━━ SOURCE DATA
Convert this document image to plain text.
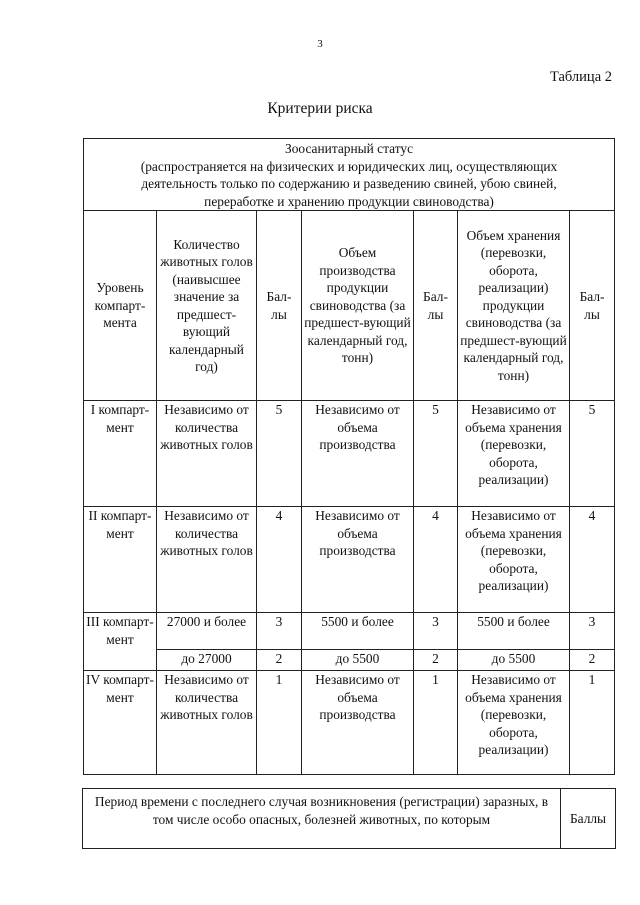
3
Таблица 2
Критерии риска
Зоосанитарный статус
(распространяется на физических и юридических лиц, осуществляющих
деятельность только по содержанию и разведению свиней, убою свиней,
переработке и хранению продукции свиноводства)						

Уровень компарт-мента	Количество животных голов (наивысшее значение за предшест-вующий календарный год)	Бал-лы	Объем производства продукции свиноводства (за предшест-вующий календарный год, тонн)	Бал-лы	Объем хранения (перевозки, оборота, реализации) продукции свиноводства (за предшест-вующий календарный год, тонн)	Бал-лы
I компарт-мент	Независимо от количества животных голов	5	Независимо от объема производства	5	Независимо от объема хранения (перевозки, оборота, реализации)	5
II компарт-мент	Независимо от количества животных голов	4	Независимо от объема производства	4	Независимо от объема хранения (перевозки, оборота, реализации)	4
III компарт-мент	27000 и более	3	5500 и более	3	5500 и более	3
	до 27000	2	до 5500	2	до 5500	2
IV компарт-мент	Независимо от количества животных голов	1	Независимо от объема производства	1	Независимо от объема хранения (перевозки, оборота, реализации)	1
Период времени с последнего случая возникновения (регистрации) заразных, в том числе особо опасных, болезней животных, по которым	Баллы
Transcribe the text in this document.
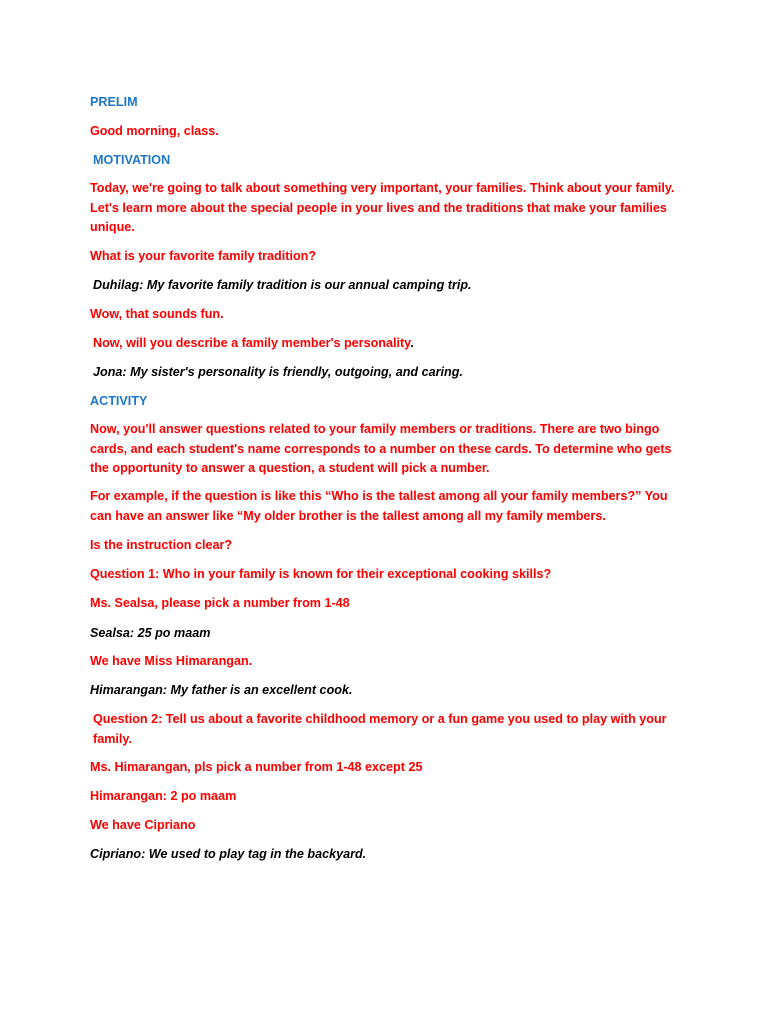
PRELIM

Good morning, class.

MOTIVATION

Today, we're going to talk about something very important, your families. Think about your family. Let's learn more about the special people in your lives and the traditions that make your families unique.

What is your favorite family tradition?

Duhilag: My favorite family tradition is our annual camping trip.

Wow, that sounds fun.

Now, will you describe a family member's personality.

Jona: My sister's personality is friendly, outgoing, and caring.

ACTIVITY

Now, you'll answer questions related to your family members or traditions. There are two bingo cards, and each student's name corresponds to a number on these cards. To determine who gets the opportunity to answer a question, a student will pick a number.

For example, if the question is like this “Who is the tallest among all your family members?” You can have an answer like “My older brother is the tallest among all my family members.

Is the instruction clear?

Question 1: Who in your family is known for their exceptional cooking skills?

Ms. Sealsa, please pick a number from 1-48

Sealsa: 25 po maam

We have Miss Himarangan.

Himarangan: My father is an excellent cook.

Question 2: Tell us about a favorite childhood memory or a fun game you used to play with your family.

Ms. Himarangan, pls pick a number from 1-48 except 25

Himarangan: 2 po maam

We have Cipriano

Cipriano: We used to play tag in the backyard.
━━━━
» **EXERCISE INSTRUCTIONS**: Transcribe the records verbatim and omit the images.

» **EXERCISE OUTPUT**:
Convert this document image to plain text.
3
Таблица 2
Критерии риска
Зоосанитарный статус
(распространяется на физических и юридических лиц, осуществляющих
деятельность только по содержанию и разведению свиней, убою свиней,
переработке и хранению продукции свиноводства)						

Уровень компарт-мента	Количество животных голов (наивысшее значение за предшест-вующий календарный год)	Бал-лы	Объем производства продукции свиноводства (за предшест-вующий календарный год, тонн)	Бал-лы	Объем хранения (перевозки, оборота, реализации) продукции свиноводства (за предшест-вующий календарный год, тонн)	Бал-лы
I компарт-мент	Независимо от количества животных голов	5	Независимо от объема производства	5	Независимо от объема хранения (перевозки, оборота, реализации)	5
II компарт-мент	Независимо от количества животных голов	4	Независимо от объема производства	4	Независимо от объема хранения (перевозки, оборота, реализации)	4
III компарт-мент	27000 и более	3	5500 и более	3	5500 и более	3
	до 27000	2	до 5500	2	до 5500	2
IV компарт-мент	Независимо от количества животных голов	1	Независимо от объема производства	1	Независимо от объема хранения (перевозки, оборота, реализации)	1
Период времени с последнего случая возникновения (регистрации) заразных, в том числе особо опасных, болезней животных, по которым	Баллы
Transcribe the text in this document.
PRELIM

Good morning, class.

MOTIVATION

Today, we're going to talk about something very important, your families. Think about your family. Let's learn more about the special people in your lives and the traditions that make your families unique.

What is your favorite family tradition?

Duhilag: My favorite family tradition is our annual camping trip.

Wow, that sounds fun.

Now, will you describe a family member's personality.

Jona: My sister's personality is friendly, outgoing, and caring.

ACTIVITY

Now, you'll answer questions related to your family members or traditions. There are two bingo cards, and each student's name corresponds to a number on these cards. To determine who gets the opportunity to answer a question, a student will pick a number.

For example, if the question is like this “Who is the tallest among all your family members?” You can have an answer like “My older brother is the tallest among all my family members.

Is the instruction clear?

Question 1: Who in your family is known for their exceptional cooking skills?

Ms. Sealsa, please pick a number from 1-48

Sealsa: 25 po maam

We have Miss Himarangan.

Himarangan: My father is an excellent cook.

Question 2: Tell us about a favorite childhood memory or a fun game you used to play with your family.

Ms. Himarangan, pls pick a number from 1-48 except 25

Himarangan: 2 po maam

We have Cipriano

Cipriano: We used to play tag in the backyard.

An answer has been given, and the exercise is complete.